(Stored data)
***
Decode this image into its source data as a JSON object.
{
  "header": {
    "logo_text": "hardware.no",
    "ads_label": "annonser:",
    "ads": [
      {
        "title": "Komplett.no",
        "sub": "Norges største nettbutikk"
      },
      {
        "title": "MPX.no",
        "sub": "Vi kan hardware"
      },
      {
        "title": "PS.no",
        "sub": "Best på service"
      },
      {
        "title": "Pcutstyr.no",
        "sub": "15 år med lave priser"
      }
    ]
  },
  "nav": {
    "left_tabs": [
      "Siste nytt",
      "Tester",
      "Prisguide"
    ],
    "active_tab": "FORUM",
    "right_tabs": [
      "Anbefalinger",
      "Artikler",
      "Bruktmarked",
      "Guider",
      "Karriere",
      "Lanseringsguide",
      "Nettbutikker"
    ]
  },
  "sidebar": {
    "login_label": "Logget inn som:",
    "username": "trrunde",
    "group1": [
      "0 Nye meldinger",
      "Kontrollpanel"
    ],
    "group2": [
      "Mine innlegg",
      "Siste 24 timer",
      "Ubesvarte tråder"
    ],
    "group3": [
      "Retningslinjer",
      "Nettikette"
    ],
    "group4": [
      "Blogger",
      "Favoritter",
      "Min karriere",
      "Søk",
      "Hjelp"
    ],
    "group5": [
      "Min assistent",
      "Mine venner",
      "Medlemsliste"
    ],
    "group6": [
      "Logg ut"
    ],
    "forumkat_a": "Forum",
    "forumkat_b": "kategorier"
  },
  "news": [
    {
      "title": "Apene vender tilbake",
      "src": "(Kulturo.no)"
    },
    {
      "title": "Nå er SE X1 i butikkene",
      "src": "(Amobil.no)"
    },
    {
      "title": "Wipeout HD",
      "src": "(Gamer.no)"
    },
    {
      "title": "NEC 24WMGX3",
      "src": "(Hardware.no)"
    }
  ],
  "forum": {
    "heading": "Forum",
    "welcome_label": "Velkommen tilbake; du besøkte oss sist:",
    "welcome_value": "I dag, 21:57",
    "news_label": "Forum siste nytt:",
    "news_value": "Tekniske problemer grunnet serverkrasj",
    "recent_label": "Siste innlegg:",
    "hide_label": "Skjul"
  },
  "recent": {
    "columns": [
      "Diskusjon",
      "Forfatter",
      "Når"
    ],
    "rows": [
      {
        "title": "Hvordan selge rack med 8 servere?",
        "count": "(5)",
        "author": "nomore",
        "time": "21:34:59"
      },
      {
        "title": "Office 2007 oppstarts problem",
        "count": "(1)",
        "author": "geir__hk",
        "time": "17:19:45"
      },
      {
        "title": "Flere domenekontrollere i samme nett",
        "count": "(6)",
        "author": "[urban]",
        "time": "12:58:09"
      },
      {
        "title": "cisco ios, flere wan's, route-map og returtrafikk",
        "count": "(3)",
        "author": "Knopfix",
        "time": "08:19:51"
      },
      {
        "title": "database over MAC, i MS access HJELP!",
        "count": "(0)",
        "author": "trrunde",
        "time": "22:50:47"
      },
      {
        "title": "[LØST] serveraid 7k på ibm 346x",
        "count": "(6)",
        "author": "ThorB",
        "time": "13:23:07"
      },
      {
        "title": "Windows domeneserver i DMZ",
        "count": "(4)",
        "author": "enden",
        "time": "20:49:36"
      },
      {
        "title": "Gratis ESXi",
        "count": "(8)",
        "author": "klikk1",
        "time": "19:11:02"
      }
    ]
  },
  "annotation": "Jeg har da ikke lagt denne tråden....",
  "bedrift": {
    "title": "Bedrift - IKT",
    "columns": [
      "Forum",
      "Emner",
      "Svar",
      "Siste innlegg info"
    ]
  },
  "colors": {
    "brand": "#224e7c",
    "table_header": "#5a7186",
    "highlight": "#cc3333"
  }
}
***
# Exercise requirements
Send back each record exactly as it stands.

# Solved problem
Decode this image into its source data as a JSON object.
{
  "header": {
    "logo_text": "hardware.no",
    "ads_label": "annonser:",
    "ads": [
      {
        "title": "Komplett.no",
        "sub": "Norges største nettbutikk"
      },
      {
        "title": "MPX.no",
        "sub": "Vi kan hardware"
      },
      {
        "title": "PS.no",
        "sub": "Best på service"
      },
      {
        "title": "Pcutstyr.no",
        "sub": "15 år med lave priser"
      }
    ]
  },
  "nav": {
    "left_tabs": [
      "Siste nytt",
      "Tester",
      "Prisguide"
    ],
    "active_tab": "FORUM",
    "right_tabs": [
      "Anbefalinger",
      "Artikler",
      "Bruktmarked",
      "Guider",
      "Karriere",
      "Lanseringsguide",
      "Nettbutikker"
    ]
  },
  "sidebar": {
    "login_label": "Logget inn som:",
    "username": "trrunde",
    "group1": [
      "0 Nye meldinger",
      "Kontrollpanel"
    ],
    "group2": [
      "Mine innlegg",
      "Siste 24 timer",
      "Ubesvarte tråder"
    ],
    "group3": [
      "Retningslinjer",
      "Nettikette"
    ],
    "group4": [
      "Blogger",
      "Favoritter",
      "Min karriere",
      "Søk",
      "Hjelp"
    ],
    "group5": [
      "Min assistent",
      "Mine venner",
      "Medlemsliste"
    ],
    "group6": [
      "Logg ut"
    ],
    "forumkat_a": "Forum",
    "forumkat_b": "kategorier"
  },
  "news": [
    {
      "title": "Apene vender tilbake",
      "src": "(Kulturo.no)"
    },
    {
      "title": "Nå er SE X1 i butikkene",
      "src": "(Amobil.no)"
    },
    {
      "title": "Wipeout HD",
      "src": "(Gamer.no)"
    },
    {
      "title": "NEC 24WMGX3",
      "src": "(Hardware.no)"
    }
  ],
  "forum": {
    "heading": "Forum",
    "welcome_label": "Velkommen tilbake; du besøkte oss sist:",
    "welcome_value": "I dag, 21:57",
    "news_label": "Forum siste nytt:",
    "news_value": "Tekniske problemer grunnet serverkrasj",
    "recent_label": "Siste innlegg:",
    "hide_label": "Skjul"
  },
  "recent": {
    "columns": [
      "Diskusjon",
      "Forfatter",
      "Når"
    ],
    "rows": [
      {
        "title": "Hvordan selge rack med 8 servere?",
        "count": "(5)",
        "author": "nomore",
        "time": "21:34:59"
      },
      {
        "title": "Office 2007 oppstarts problem",
        "count": "(1)",
        "author": "geir__hk",
        "time": "17:19:45"
      },
      {
        "title": "Flere domenekontrollere i samme nett",
        "count": "(6)",
        "author": "[urban]",
        "time": "12:58:09"
      },
      {
        "title": "cisco ios, flere wan's, route-map og returtrafikk",
        "count": "(3)",
        "author": "Knopfix",
        "time": "08:19:51"
      },
      {
        "title": "database over MAC, i MS access HJELP!",
        "count": "(0)",
        "author": "trrunde",
        "time": "22:50:47"
      },
      {
        "title": "[LØST] serveraid 7k på ibm 346x",
        "count": "(6)",
        "author": "ThorB",
        "time": "13:23:07"
      },
      {
        "title": "Windows domeneserver i DMZ",
        "count": "(4)",
        "author": "enden",
        "time": "20:49:36"
      },
      {
        "title": "Gratis ESXi",
        "count": "(8)",
        "author": "klikk1",
        "time": "19:11:02"
      }
    ]
  },
  "annotation": "Jeg har da ikke lagt denne tråden....",
  "bedrift": {
    "title": "Bedrift - IKT",
    "columns": [
      "Forum",
      "Emner",
      "Svar",
      "Siste innlegg info"
    ]
  },
  "colors": {
    "brand": "#224e7c",
    "table_header": "#5a7186",
    "highlight": "#cc3333"
  }
}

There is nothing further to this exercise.